__Task 1__: Reproduce the entire article on copyright and patenting of software in India, word for word.

__Document excerpt__:
Home Legal Articles Copyright And Patenting of Software: Position in India

Copyright And Patenting of Software: Position in India




In India, software has traditionally been protected under Copyright Act, 1957 as software programme. Computer software, also known as computer programme, has a market value and is subject to fierce competition due to a shorter life circle and the potential danger of blatantly being copied or developed by reserve engineering. Granting protection to software through appropriate intellectual property mechanism, therefore, becomes essential to secure enhanced rights of the creator over the software and encourage creativity, innovation and investment. Such a protection to computer programme can also be seen as a form of legal subsidization to a particular industry and technology.

Attempt to extend protection under patents was hindered in 2005 with an amendment in the Patents Act, 1970 which excluded a computer programme from the list of inventions which could not be patented. The expression used in section 3(k) of the Patents Act is “a mathematical method or a business method or a computer programme per se or algorithms.” The interpretation of “computer programme per se” has been a contentious issue and often understood that software inventions could be patented while mere computer programmes should not be patentable.

__Extracted entries__:

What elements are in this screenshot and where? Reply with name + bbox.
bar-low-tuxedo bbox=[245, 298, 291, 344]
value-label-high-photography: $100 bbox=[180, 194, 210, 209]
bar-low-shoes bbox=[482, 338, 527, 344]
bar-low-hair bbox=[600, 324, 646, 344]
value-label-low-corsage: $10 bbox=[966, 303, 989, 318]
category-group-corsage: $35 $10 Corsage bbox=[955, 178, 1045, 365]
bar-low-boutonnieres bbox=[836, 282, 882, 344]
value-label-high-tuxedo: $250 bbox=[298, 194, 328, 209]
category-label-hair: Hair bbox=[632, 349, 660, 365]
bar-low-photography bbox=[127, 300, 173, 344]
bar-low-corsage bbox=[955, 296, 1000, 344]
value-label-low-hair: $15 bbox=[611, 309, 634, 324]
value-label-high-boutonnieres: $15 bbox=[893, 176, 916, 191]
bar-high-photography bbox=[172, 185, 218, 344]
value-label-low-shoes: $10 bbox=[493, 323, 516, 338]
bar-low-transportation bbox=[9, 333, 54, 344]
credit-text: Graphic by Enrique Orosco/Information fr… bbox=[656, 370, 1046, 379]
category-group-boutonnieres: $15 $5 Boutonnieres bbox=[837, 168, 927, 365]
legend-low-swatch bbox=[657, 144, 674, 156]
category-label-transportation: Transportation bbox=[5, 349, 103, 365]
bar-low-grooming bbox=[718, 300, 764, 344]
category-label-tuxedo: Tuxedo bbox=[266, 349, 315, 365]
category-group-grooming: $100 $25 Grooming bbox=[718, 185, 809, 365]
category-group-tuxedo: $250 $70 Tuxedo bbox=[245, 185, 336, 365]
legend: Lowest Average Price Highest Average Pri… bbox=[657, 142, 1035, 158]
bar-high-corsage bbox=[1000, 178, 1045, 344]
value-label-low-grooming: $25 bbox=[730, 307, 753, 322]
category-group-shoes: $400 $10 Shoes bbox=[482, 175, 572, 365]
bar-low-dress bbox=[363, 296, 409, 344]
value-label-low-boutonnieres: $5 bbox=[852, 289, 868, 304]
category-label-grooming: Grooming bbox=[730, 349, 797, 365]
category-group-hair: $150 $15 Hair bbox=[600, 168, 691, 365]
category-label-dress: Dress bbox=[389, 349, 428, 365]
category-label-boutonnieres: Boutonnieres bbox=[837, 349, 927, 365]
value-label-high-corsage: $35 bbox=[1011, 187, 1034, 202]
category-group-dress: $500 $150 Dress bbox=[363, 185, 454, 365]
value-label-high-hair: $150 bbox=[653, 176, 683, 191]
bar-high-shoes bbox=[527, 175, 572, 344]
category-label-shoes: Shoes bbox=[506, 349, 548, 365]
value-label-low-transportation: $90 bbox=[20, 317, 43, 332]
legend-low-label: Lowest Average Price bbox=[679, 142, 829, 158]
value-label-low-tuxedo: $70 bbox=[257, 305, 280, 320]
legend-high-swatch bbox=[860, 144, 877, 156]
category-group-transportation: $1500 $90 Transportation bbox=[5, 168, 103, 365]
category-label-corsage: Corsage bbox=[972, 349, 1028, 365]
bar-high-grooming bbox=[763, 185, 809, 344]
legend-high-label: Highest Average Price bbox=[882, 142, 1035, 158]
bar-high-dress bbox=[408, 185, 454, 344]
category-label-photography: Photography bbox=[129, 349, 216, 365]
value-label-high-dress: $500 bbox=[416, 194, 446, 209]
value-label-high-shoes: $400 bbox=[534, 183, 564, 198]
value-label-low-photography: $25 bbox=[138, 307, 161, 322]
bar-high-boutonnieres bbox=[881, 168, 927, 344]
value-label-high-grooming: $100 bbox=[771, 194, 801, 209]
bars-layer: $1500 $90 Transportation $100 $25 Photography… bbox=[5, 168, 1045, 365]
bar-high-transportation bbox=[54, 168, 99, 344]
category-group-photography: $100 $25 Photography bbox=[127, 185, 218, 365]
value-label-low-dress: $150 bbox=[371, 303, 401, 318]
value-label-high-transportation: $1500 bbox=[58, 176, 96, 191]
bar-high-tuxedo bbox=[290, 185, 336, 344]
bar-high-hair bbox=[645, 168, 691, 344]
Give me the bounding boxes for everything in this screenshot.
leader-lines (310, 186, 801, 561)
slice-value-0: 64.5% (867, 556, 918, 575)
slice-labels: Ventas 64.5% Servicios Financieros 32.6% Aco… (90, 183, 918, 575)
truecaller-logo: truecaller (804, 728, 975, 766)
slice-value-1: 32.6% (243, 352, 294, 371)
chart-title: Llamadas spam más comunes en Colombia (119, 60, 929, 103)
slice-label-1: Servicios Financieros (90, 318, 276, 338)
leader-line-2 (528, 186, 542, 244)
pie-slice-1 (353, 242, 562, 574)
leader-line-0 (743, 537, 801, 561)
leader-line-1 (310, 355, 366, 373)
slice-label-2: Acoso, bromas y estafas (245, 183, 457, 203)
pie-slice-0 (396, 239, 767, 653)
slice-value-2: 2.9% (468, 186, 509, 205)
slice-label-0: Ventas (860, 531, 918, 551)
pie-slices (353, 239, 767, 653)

__Task 2__: Convert the part of the listing that opens with its first line and closes with the line containing "bar-low-transportation bbox=[9, 333, 54, 344]" into a numbered list, with both ends included and blank lines omitted.

__Worked solution 1__:
Home Legal Articles Copyright And Patenting of Software: Position in India

Copyright And Patenting of Software: Position in India




In India, software has traditionally been protected under Copyright Act, 1957 as software programme. Computer software, also known as computer programme, has a market value and is subject to fierce competition due to a shorter life circle and the potential danger of blatantly being copied or developed by reserve engineering. Granting protection to software through appropriate intellectual property mechanism, therefore, becomes essential to secure enhanced rights of the creator over the software and encourage creativity, innovation and investment. Such a protection to computer programme can also be seen as a form of legal subsidization to a particular industry and technology.

Attempt to extend protection under patents was hindered in 2005 with an amendment in the Patents Act, 1970 which excluded a computer programme from the list of inventions which could not be patented. The expression used in section 3(k) of the Patents Act is “a mathematical method or a business method or a computer programme per se or algorithms.” The interpretation of “computer programme per se” has been a contentious issue and often understood that software inventions could be patented while mere computer programmes should not be patentable.

__Worked solution 2__:
1. What elements are in this screenshot and where? Reply with name + bbox.
2. bar-low-tuxedo bbox=[245, 298, 291, 344]
3. value-label-high-photography: $100 bbox=[180, 194, 210, 209]
4. bar-low-shoes bbox=[482, 338, 527, 344]
5. bar-low-hair bbox=[600, 324, 646, 344]
6. value-label-low-corsage: $10 bbox=[966, 303, 989, 318]
7. category-group-corsage: $35 $10 Corsage bbox=[955, 178, 1045, 365]
8. bar-low-boutonnieres bbox=[836, 282, 882, 344]
9. value-label-high-tuxedo: $250 bbox=[298, 194, 328, 209]
10. category-label-hair: Hair bbox=[632, 349, 660, 365]
11. bar-low-photography bbox=[127, 300, 173, 344]
12. bar-low-corsage bbox=[955, 296, 1000, 344]
13. value-label-low-hair: $15 bbox=[611, 309, 634, 324]
14. value-label-high-boutonnieres: $15 bbox=[893, 176, 916, 191]
15. bar-high-photography bbox=[172, 185, 218, 344]
16. value-label-low-shoes: $10 bbox=[493, 323, 516, 338]
17. bar-low-transportation bbox=[9, 333, 54, 344]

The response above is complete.